• **MATERIAL PROVIDED**:
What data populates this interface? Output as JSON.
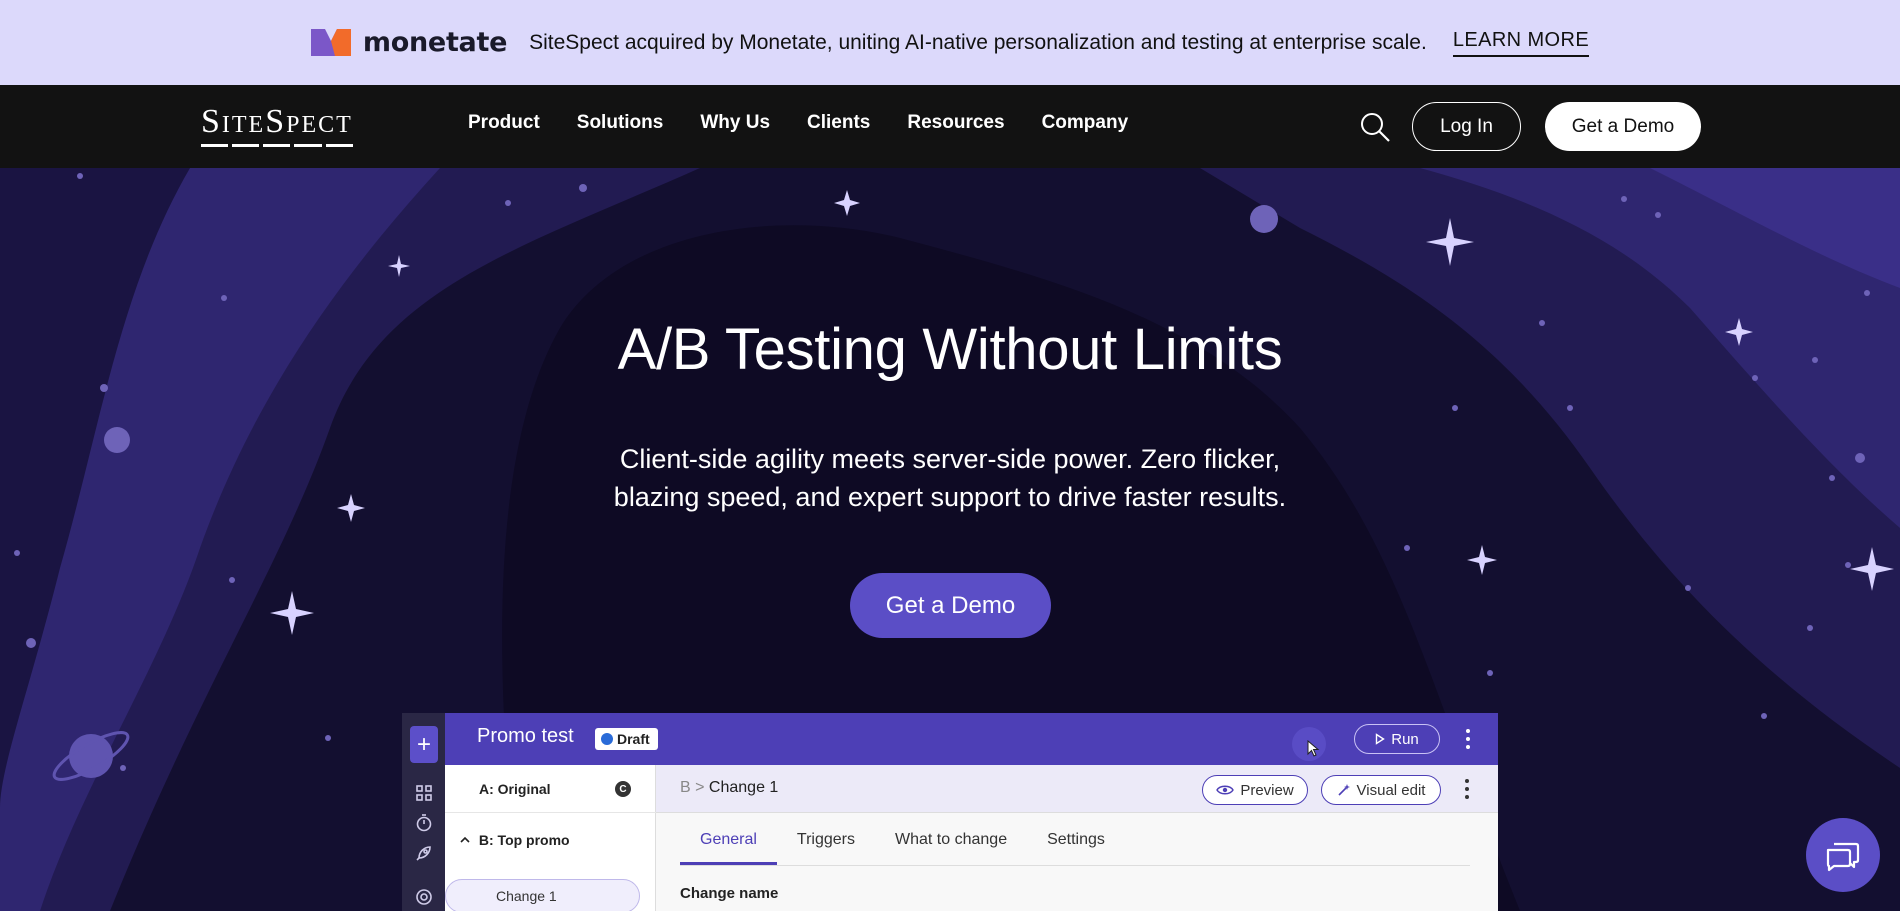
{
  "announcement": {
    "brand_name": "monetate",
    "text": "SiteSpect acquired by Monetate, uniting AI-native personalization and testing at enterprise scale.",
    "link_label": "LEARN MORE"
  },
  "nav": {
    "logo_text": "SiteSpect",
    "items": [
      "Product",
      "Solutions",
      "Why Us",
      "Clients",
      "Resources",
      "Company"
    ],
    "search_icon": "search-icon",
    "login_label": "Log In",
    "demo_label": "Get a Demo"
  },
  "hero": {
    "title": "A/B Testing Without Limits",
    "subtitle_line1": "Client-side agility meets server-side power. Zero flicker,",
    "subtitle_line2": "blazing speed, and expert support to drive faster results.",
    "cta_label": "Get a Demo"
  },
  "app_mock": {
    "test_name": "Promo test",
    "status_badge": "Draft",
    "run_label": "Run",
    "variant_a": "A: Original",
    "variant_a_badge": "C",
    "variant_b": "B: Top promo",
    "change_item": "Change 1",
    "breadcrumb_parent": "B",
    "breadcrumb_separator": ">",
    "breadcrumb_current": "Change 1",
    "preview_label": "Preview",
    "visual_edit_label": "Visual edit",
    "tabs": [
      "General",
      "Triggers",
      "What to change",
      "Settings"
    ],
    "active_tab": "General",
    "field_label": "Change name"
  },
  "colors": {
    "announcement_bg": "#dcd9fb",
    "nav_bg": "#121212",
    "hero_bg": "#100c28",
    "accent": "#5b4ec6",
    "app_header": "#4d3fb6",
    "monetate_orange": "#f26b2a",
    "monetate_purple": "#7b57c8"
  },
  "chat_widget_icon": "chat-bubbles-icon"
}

==

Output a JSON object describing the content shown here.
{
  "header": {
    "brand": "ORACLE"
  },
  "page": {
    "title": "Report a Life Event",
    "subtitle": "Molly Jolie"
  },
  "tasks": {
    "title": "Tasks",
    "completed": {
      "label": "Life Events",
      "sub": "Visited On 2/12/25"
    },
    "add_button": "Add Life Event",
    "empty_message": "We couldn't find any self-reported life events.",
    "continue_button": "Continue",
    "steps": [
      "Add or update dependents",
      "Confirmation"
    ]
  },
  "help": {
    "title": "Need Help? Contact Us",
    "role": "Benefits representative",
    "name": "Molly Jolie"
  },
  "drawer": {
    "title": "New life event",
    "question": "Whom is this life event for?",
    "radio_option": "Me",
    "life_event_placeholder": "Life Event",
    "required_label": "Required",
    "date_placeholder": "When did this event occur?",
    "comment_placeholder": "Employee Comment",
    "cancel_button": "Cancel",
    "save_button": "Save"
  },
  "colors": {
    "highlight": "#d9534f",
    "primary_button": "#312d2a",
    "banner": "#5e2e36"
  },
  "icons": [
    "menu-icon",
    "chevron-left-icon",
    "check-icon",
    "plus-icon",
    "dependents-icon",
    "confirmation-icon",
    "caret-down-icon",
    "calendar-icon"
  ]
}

• **GIVEN PROBLEM**: Scan the material above. Copy each line that holds the word "Molly".

• **RIGHT ANSWER**:
    "subtitle": "Molly Jolie"
    "name": "Molly Jolie"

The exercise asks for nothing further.